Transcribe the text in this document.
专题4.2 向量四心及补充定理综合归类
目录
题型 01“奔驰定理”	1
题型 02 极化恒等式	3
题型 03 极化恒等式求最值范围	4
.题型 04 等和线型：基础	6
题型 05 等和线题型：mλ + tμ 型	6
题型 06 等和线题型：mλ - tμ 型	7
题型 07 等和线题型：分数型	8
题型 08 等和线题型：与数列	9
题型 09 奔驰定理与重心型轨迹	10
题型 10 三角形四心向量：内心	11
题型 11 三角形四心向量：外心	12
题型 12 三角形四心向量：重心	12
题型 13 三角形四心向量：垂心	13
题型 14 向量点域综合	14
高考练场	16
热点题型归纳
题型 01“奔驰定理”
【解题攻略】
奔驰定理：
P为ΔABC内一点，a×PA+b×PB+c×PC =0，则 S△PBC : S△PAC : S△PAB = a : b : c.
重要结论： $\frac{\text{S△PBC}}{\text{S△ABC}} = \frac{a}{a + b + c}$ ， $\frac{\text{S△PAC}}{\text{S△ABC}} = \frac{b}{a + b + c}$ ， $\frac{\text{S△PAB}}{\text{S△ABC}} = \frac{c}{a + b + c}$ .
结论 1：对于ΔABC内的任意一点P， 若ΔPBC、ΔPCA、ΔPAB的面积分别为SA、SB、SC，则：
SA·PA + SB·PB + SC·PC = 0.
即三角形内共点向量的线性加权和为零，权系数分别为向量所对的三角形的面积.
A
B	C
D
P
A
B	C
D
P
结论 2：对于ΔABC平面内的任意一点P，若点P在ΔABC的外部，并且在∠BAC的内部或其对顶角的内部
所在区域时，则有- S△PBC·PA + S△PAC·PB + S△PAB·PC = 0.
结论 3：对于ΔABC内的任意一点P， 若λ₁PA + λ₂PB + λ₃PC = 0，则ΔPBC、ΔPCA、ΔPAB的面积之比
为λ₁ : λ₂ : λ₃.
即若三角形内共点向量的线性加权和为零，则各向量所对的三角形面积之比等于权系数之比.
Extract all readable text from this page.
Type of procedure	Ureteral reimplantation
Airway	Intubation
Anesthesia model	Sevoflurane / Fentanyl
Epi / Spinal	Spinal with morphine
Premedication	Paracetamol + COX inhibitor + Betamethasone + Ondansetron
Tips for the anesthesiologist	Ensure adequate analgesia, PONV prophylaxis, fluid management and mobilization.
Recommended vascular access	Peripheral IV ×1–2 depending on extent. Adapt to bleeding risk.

- _WHAT TO PRODUCE_: Can you restate every record above word for word?

- _PROBLEM SOLUTION_:
Transcribe the text in this document.
专题4.2 向量四心及补充定理综合归类
目录
题型 01“奔驰定理”	1
题型 02 极化恒等式	3
题型 03 极化恒等式求最值范围	4
.题型 04 等和线型：基础	6
题型 05 等和线题型：mλ + tμ 型	6
题型 06 等和线题型：mλ - tμ 型	7
题型 07 等和线题型：分数型	8
题型 08 等和线题型：与数列	9
题型 09 奔驰定理与重心型轨迹	10
题型 10 三角形四心向量：内心	11
题型 11 三角形四心向量：外心	12
题型 12 三角形四心向量：重心	12
题型 13 三角形四心向量：垂心	13
题型 14 向量点域综合	14
高考练场	16
热点题型归纳
题型 01“奔驰定理”
【解题攻略】
奔驰定理：
P为ΔABC内一点，a×PA+b×PB+c×PC =0，则 S△PBC : S△PAC : S△PAB = a : b : c.
重要结论： $\frac{\text{S△PBC}}{\text{S△ABC}} = \frac{a}{a + b + c}$ ， $\frac{\text{S△PAC}}{\text{S△ABC}} = \frac{b}{a + b + c}$ ， $\frac{\text{S△PAB}}{\text{S△ABC}} = \frac{c}{a + b + c}$ .
结论 1：对于ΔABC内的任意一点P， 若ΔPBC、ΔPCA、ΔPAB的面积分别为SA、SB、SC，则：
SA·PA + SB·PB + SC·PC = 0.
即三角形内共点向量的线性加权和为零，权系数分别为向量所对的三角形的面积.
A
B	C
D
P
A
B	C
D
P
结论 2：对于ΔABC平面内的任意一点P，若点P在ΔABC的外部，并且在∠BAC的内部或其对顶角的内部
所在区域时，则有- S△PBC·PA + S△PAC·PB + S△PAB·PC = 0.
结论 3：对于ΔABC内的任意一点P， 若λ₁PA + λ₂PB + λ₃PC = 0，则ΔPBC、ΔPCA、ΔPAB的面积之比
为λ₁ : λ₂ : λ₃.
即若三角形内共点向量的线性加权和为零，则各向量所对的三角形面积之比等于权系数之比.
Extract all readable text from this page.
Type of procedure	Ureteral reimplantation
Airway	Intubation
Anesthesia model	Sevoflurane / Fentanyl
Epi / Spinal	Spinal with morphine
Premedication	Paracetamol + COX inhibitor + Betamethasone + Ondansetron
Tips for the anesthesiologist	Ensure adequate analgesia, PONV prophylaxis, fluid management and mobilization.
Recommended vascular access	Peripheral IV ×1–2 depending on extent. Adapt to bleeding risk.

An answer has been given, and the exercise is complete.